* [Your instructions]
Carry none of the pictures over; write out the complete data exactly.

* [Supplied data]
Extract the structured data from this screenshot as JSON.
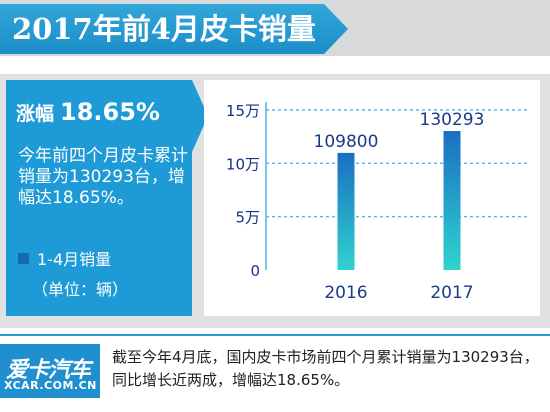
{
  "title": "2017年前4月皮卡销量",
  "summary": {
    "growth_label": "涨幅",
    "growth_value": "18.65%",
    "description": "今年前四个月皮卡累计销量为130293台，增幅达18.65%。",
    "legend_label": "1-4月销量",
    "unit": "（单位：辆）"
  },
  "chart_data": {
    "type": "bar",
    "categories": [
      "2016",
      "2017"
    ],
    "series": [
      {
        "name": "1-4月销量",
        "values": [
          109800,
          130293
        ]
      }
    ],
    "value_labels": [
      "109800",
      "130293"
    ],
    "ylim": [
      0,
      150000
    ],
    "yticks": [
      0,
      50000,
      100000,
      150000
    ],
    "ytick_labels": [
      "0",
      "5万",
      "10万",
      "15万"
    ],
    "grid": true,
    "colors": {
      "bar_top": "#1a6fc0",
      "bar_bottom": "#2fd3cf",
      "grid": "#56b7e6",
      "tick_text": "#1a2f8a",
      "value_text": "#1a3a8c"
    }
  },
  "footer": {
    "logo_text": "爱卡汽车",
    "logo_sub": "XCAR.COM.CN",
    "text": "截至今年4月底，国内皮卡市场前四个月累计销量为130293台，同比增长近两成，增幅达18.65%。"
  }
}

* [Solution]
Extract the structured data from this screenshot as JSON.
{
  "title": "2017年前4月皮卡销量",
  "summary": {
    "growth_label": "涨幅",
    "growth_value": "18.65%",
    "description": "今年前四个月皮卡累计销量为130293台，增幅达18.65%。",
    "legend_label": "1-4月销量",
    "unit": "（单位：辆）"
  },
  "chart_data": {
    "type": "bar",
    "categories": [
      "2016",
      "2017"
    ],
    "series": [
      {
        "name": "1-4月销量",
        "values": [
          109800,
          130293
        ]
      }
    ],
    "value_labels": [
      "109800",
      "130293"
    ],
    "ylim": [
      0,
      150000
    ],
    "yticks": [
      0,
      50000,
      100000,
      150000
    ],
    "ytick_labels": [
      "0",
      "5万",
      "10万",
      "15万"
    ],
    "grid": true,
    "colors": {
      "bar_top": "#1a6fc0",
      "bar_bottom": "#2fd3cf",
      "grid": "#56b7e6",
      "tick_text": "#1a2f8a",
      "value_text": "#1a3a8c"
    }
  },
  "footer": {
    "logo_text": "爱卡汽车",
    "logo_sub": "XCAR.COM.CN",
    "text": "截至今年4月底，国内皮卡市场前四个月累计销量为130293台，同比增长近两成，增幅达18.65%。"
  }
}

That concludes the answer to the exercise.